## start Material provided
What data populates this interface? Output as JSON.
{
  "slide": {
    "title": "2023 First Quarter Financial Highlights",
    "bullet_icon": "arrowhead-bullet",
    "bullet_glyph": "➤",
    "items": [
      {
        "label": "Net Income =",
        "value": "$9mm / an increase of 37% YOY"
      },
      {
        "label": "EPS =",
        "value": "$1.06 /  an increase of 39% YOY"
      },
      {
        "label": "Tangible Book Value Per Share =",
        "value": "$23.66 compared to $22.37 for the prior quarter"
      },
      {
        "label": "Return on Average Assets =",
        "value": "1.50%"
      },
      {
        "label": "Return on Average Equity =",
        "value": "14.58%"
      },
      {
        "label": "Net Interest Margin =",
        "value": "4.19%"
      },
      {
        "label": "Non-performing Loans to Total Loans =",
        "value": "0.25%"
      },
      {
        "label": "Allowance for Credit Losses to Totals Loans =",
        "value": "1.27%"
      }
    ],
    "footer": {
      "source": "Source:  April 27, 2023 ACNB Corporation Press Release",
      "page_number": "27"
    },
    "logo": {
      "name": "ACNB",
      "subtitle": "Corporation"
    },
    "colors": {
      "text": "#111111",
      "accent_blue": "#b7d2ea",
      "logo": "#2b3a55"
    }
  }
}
## end Material provided
Copy out each line in the preceding records that contains "Corporation".

      "source": "Source:  April 27, 2023 ACNB Corporation Press Release",
      "subtitle": "Corporation"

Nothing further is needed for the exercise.